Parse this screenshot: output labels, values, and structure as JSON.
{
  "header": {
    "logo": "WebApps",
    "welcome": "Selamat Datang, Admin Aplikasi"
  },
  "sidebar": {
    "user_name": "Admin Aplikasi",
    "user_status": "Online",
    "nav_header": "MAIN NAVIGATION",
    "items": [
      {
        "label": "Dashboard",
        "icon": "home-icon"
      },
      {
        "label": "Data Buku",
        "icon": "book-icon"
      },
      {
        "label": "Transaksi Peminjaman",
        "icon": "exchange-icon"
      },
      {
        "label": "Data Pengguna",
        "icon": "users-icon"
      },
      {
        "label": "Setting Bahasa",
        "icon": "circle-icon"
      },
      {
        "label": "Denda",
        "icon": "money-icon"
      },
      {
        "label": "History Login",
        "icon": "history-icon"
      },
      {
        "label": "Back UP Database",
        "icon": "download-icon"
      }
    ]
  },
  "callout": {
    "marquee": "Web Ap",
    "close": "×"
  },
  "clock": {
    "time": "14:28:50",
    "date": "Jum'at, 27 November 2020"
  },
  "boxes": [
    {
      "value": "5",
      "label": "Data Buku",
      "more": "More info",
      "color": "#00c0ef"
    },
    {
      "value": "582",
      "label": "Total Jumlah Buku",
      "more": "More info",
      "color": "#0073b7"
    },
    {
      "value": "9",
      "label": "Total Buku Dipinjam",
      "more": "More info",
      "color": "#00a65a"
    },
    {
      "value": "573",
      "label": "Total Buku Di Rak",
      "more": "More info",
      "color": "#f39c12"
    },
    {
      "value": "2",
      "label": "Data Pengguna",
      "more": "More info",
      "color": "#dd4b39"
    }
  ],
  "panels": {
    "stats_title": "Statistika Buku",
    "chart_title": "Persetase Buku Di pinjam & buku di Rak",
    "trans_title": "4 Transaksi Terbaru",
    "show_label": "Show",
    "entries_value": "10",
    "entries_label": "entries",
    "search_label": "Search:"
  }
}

▶ PROBLEM DESCRIPTION:
Using the listing above, pick out each line that contains the word "icon", then copy it.

▶ RESPONSE TO THIS TASK:
        "icon": "home-icon"
        "icon": "book-icon"
        "icon": "exchange-icon"
        "icon": "users-icon"
        "icon": "circle-icon"
        "icon": "money-icon"
        "icon": "history-icon"
        "icon": "download-icon"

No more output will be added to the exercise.